▶ [Set task]:
Will you output the entries below exactly, skipping every image they contain?

Dataset excerpt
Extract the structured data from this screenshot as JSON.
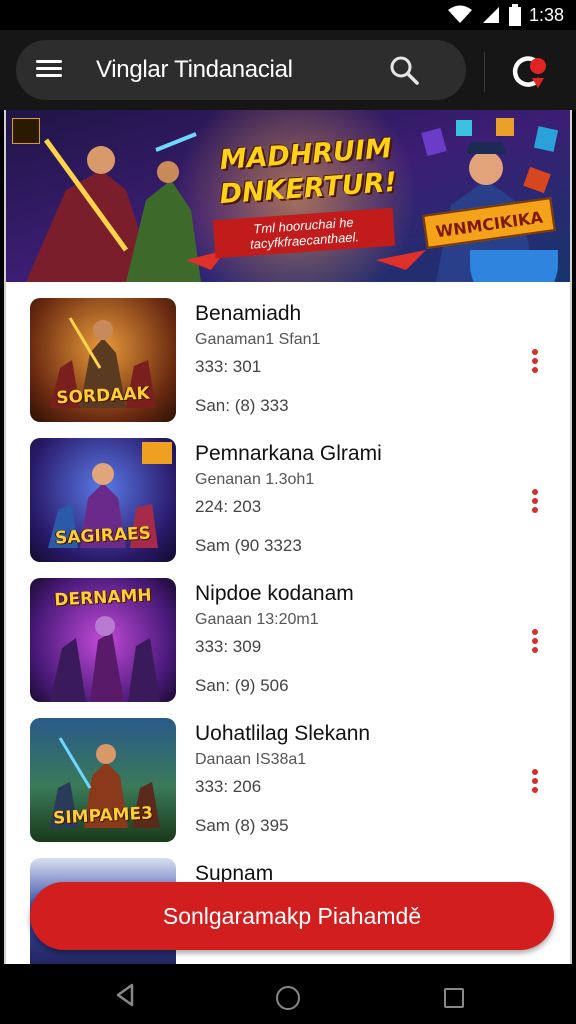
{
  "status_bar": {
    "time": "1:38"
  },
  "app_bar": {
    "title": "Vinglar Tindanacial",
    "menu_icon": "menu-icon",
    "search_icon": "search-icon",
    "brand_icon": "brand-logo-icon"
  },
  "banner": {
    "title": "MADHRUIM DNKERTUR!",
    "tagline": "Tml hooruchai he tacyfkfraecanthael.",
    "badge": "WNMCIKIKA"
  },
  "games": [
    {
      "title": "Benamiadh",
      "subtitle": "Ganaman1 Sfan1",
      "number": "333: 301",
      "size": "San: (8) 333",
      "thumb_label": "SORDAAK"
    },
    {
      "title": "Pemnarkana Glrami",
      "subtitle": "Genanan 1.3oh1",
      "number": "224: 203",
      "size": "Sam (90 3323",
      "thumb_label": "SAGIRAES"
    },
    {
      "title": "Nipdoe kodanam",
      "subtitle": "Ganaan 13:20m1",
      "number": "333: 309",
      "size": "San: (9) 506",
      "thumb_label": "DERNAMH"
    },
    {
      "title": "Uohatlilag Slekann",
      "subtitle": "Danaan IS38a1",
      "number": "333: 206",
      "size": "Sam (8) 395",
      "thumb_label": "SIMPAME3"
    },
    {
      "title": "Supnam",
      "subtitle": "",
      "number": "",
      "size": "",
      "thumb_label": ""
    }
  ],
  "cta": {
    "label": "Sonlgaramakp Piahamdě"
  },
  "colors": {
    "accent": "#d21e1e",
    "app_bar": "#161616",
    "pill": "#2d2d2d",
    "more_dots": "#d32f2f",
    "banner_title": "#ffd21a"
  }
}
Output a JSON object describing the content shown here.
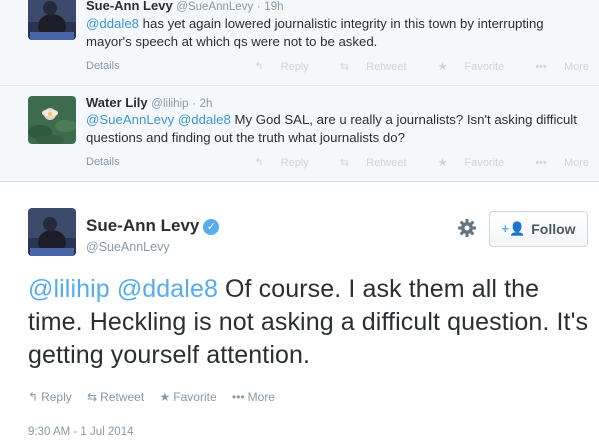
{
  "context_tweets": [
    {
      "name": "Sue-Ann Levy",
      "handle": "@SueAnnLevy",
      "time": "19h",
      "mention": "@ddale8",
      "text": " has yet again lowered journalistic integrity in this town by interrupting mayor's speech at which qs were not to be asked.",
      "details": "Details",
      "actions": {
        "reply": "Reply",
        "retweet": "Retweet",
        "favorite": "Favorite",
        "more": "More"
      }
    },
    {
      "name": "Water Lily",
      "handle": "@lilihip",
      "time": "2h",
      "mention1": "@SueAnnLevy",
      "mention2": "@ddale8",
      "text": " My God SAL, are u really a journalists? Isn't asking difficult questions and finding out the truth what journalists do?",
      "details": "Details",
      "actions": {
        "reply": "Reply",
        "retweet": "Retweet",
        "favorite": "Favorite",
        "more": "More"
      }
    }
  ],
  "main_tweet": {
    "name": "Sue-Ann Levy",
    "handle": "@SueAnnLevy",
    "follow_label": "Follow",
    "mention1": "@lilihip",
    "mention2": "@ddale8",
    "text": " Of course. I ask them all the time. Heckling is not asking a difficult question. It's getting yourself attention.",
    "actions": {
      "reply": "Reply",
      "retweet": "Retweet",
      "favorite": "Favorite",
      "more": "More"
    },
    "timestamp": "9:30 AM - 1 Jul 2014"
  },
  "colors": {
    "link": "#55acee",
    "muted": "#8899a6",
    "context_bg": "#f5f8fa"
  }
}
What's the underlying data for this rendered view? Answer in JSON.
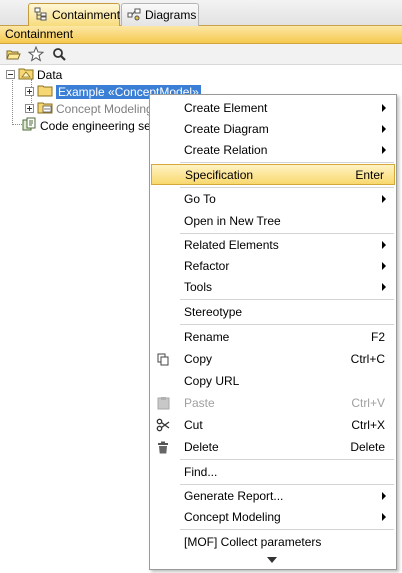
{
  "tabs": [
    {
      "label": "Containment",
      "icon": "containment-tree-icon"
    },
    {
      "label": "Diagrams",
      "icon": "diagrams-icon"
    }
  ],
  "panel": {
    "title": "Containment"
  },
  "toolbar": {
    "icons": [
      "open-folder-icon",
      "star-icon",
      "search-icon"
    ]
  },
  "tree": {
    "root": "Data",
    "items": [
      {
        "label": "Example «ConceptModel»",
        "selected": true
      },
      {
        "label": "Concept Modeling Profile",
        "visible_text": "Concept Modeling I"
      },
      {
        "label": "Code engineering sets"
      }
    ]
  },
  "menu": {
    "items": [
      {
        "label": "Create Element",
        "submenu": true
      },
      {
        "label": "Create Diagram",
        "submenu": true
      },
      {
        "label": "Create Relation",
        "submenu": true
      },
      {
        "label": "Specification",
        "shortcut": "Enter",
        "highlighted": true
      },
      {
        "label": "Go To",
        "submenu": true
      },
      {
        "label": "Open in New Tree"
      },
      {
        "label": "Related Elements",
        "submenu": true
      },
      {
        "label": "Refactor",
        "submenu": true
      },
      {
        "label": "Tools",
        "submenu": true
      },
      {
        "label": "Stereotype"
      },
      {
        "label": "Rename",
        "shortcut": "F2"
      },
      {
        "label": "Copy",
        "shortcut": "Ctrl+C",
        "icon": "copy-icon"
      },
      {
        "label": "Copy URL"
      },
      {
        "label": "Paste",
        "shortcut": "Ctrl+V",
        "icon": "paste-icon",
        "disabled": true
      },
      {
        "label": "Cut",
        "shortcut": "Ctrl+X",
        "icon": "cut-icon"
      },
      {
        "label": "Delete",
        "shortcut": "Delete",
        "icon": "delete-icon"
      },
      {
        "label": "Find..."
      },
      {
        "label": "Generate Report...",
        "submenu": true
      },
      {
        "label": "Concept Modeling",
        "submenu": true
      },
      {
        "label": "[MOF] Collect parameters"
      }
    ]
  },
  "colors": {
    "accent_yellow": "#f5c94f",
    "selection_blue": "#3a7fd5",
    "menu_highlight": "#f8d86e"
  }
}
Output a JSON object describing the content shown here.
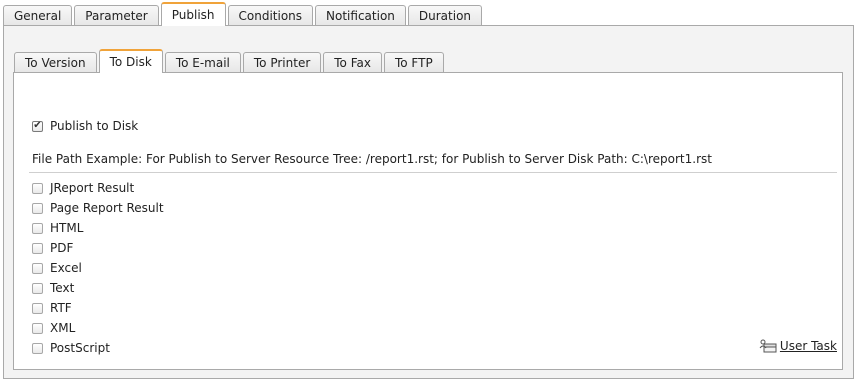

▶ [Task result]:
Extract the structured data from this screenshot as JSON.
{
  "status_bar": {
    "time": "1:38"
  },
  "app_bar": {
    "title": "Vinglar Tindanacial",
    "menu_icon": "menu-icon",
    "search_icon": "search-icon",
    "brand_icon": "brand-logo-icon"
  },
  "banner": {
    "title": "MADHRUIM DNKERTUR!",
    "tagline": "Tml hooruchai he tacyfkfraecanthael.",
    "badge": "WNMCIKIKA"
  },
  "games": [
    {
      "title": "Benamiadh",
      "subtitle": "Ganaman1 Sfan1",
      "number": "333: 301",
      "size": "San: (8) 333",
      "thumb_label": "SORDAAK"
    },
    {
      "title": "Pemnarkana Glrami",
      "subtitle": "Genanan 1.3oh1",
      "number": "224: 203",
      "size": "Sam (90 3323",
      "thumb_label": "SAGIRAES"
    },
    {
      "title": "Nipdoe kodanam",
      "subtitle": "Ganaan 13:20m1",
      "number": "333: 309",
      "size": "San: (9) 506",
      "thumb_label": "DERNAMH"
    },
    {
      "title": "Uohatlilag Slekann",
      "subtitle": "Danaan IS38a1",
      "number": "333: 206",
      "size": "Sam (8) 395",
      "thumb_label": "SIMPAME3"
    },
    {
      "title": "Supnam",
      "subtitle": "",
      "number": "",
      "size": "",
      "thumb_label": ""
    }
  ],
  "cta": {
    "label": "Sonlgaramakp Piahamdě"
  },
  "colors": {
    "accent": "#d21e1e",
    "app_bar": "#161616",
    "pill": "#2d2d2d",
    "more_dots": "#d32f2f",
    "banner_title": "#ffd21a"
  }
}
Output a JSON object describing the content shown here.
{
  "context_tweets": [
    {
      "name": "Sue-Ann Levy",
      "handle": "@SueAnnLevy",
      "time": "19h",
      "mention": "@ddale8",
      "text": " has yet again lowered journalistic integrity in this town by interrupting mayor's speech at which qs were not to be asked.",
      "details": "Details",
      "actions": {
        "reply": "Reply",
        "retweet": "Retweet",
        "favorite": "Favorite",
        "more": "More"
      }
    },
    {
      "name": "Water Lily",
      "handle": "@lilihip",
      "time": "2h",
      "mention1": "@SueAnnLevy",
      "mention2": "@ddale8",
      "text": " My God SAL, are u really a journalists? Isn't asking difficult questions and finding out the truth what journalists do?",
      "details": "Details",
      "actions": {
        "reply": "Reply",
        "retweet": "Retweet",
        "favorite": "Favorite",
        "more": "More"
      }
    }
  ],
  "main_tweet": {
    "name": "Sue-Ann Levy",
    "handle": "@SueAnnLevy",
    "follow_label": "Follow",
    "mention1": "@lilihip",
    "mention2": "@ddale8",
    "text": " Of course. I ask them all the time. Heckling is not asking a difficult question. It's getting yourself attention.",
    "actions": {
      "reply": "Reply",
      "retweet": "Retweet",
      "favorite": "Favorite",
      "more": "More"
    },
    "timestamp": "9:30 AM - 1 Jul 2014"
  },
  "colors": {
    "link": "#55acee",
    "muted": "#8899a6",
    "context_bg": "#f5f8fa"
  }
}
What's the underlying data for this rendered view? Answer in JSON.
{
  "tabs": [
    {
      "label": "Containment",
      "icon": "containment-tree-icon"
    },
    {
      "label": "Diagrams",
      "icon": "diagrams-icon"
    }
  ],
  "panel": {
    "title": "Containment"
  },
  "toolbar": {
    "icons": [
      "open-folder-icon",
      "star-icon",
      "search-icon"
    ]
  },
  "tree": {
    "root": "Data",
    "items": [
      {
        "label": "Example «ConceptModel»",
        "selected": true
      },
      {
        "label": "Concept Modeling Profile",
        "visible_text": "Concept Modeling I"
      },
      {
        "label": "Code engineering sets"
      }
    ]
  },
  "menu": {
    "items": [
      {
        "label": "Create Element",
        "submenu": true
      },
      {
        "label": "Create Diagram",
        "submenu": true
      },
      {
        "label": "Create Relation",
        "submenu": true
      },
      {
        "label": "Specification",
        "shortcut": "Enter",
        "highlighted": true
      },
      {
        "label": "Go To",
        "submenu": true
      },
      {
        "label": "Open in New Tree"
      },
      {
        "label": "Related Elements",
        "submenu": true
      },
      {
        "label": "Refactor",
        "submenu": true
      },
      {
        "label": "Tools",
        "submenu": true
      },
      {
        "label": "Stereotype"
      },
      {
        "label": "Rename",
        "shortcut": "F2"
      },
      {
        "label": "Copy",
        "shortcut": "Ctrl+C",
        "icon": "copy-icon"
      },
      {
        "label": "Copy URL"
      },
      {
        "label": "Paste",
        "shortcut": "Ctrl+V",
        "icon": "paste-icon",
        "disabled": true
      },
      {
        "label": "Cut",
        "shortcut": "Ctrl+X",
        "icon": "cut-icon"
      },
      {
        "label": "Delete",
        "shortcut": "Delete",
        "icon": "delete-icon"
      },
      {
        "label": "Find..."
      },
      {
        "label": "Generate Report...",
        "submenu": true
      },
      {
        "label": "Concept Modeling",
        "submenu": true
      },
      {
        "label": "[MOF] Collect parameters"
      }
    ]
  },
  "colors": {
    "accent_yellow": "#f5c94f",
    "selection_blue": "#3a7fd5",
    "menu_highlight": "#f8d86e"
  }
}
Output a JSON object describing the content shown here.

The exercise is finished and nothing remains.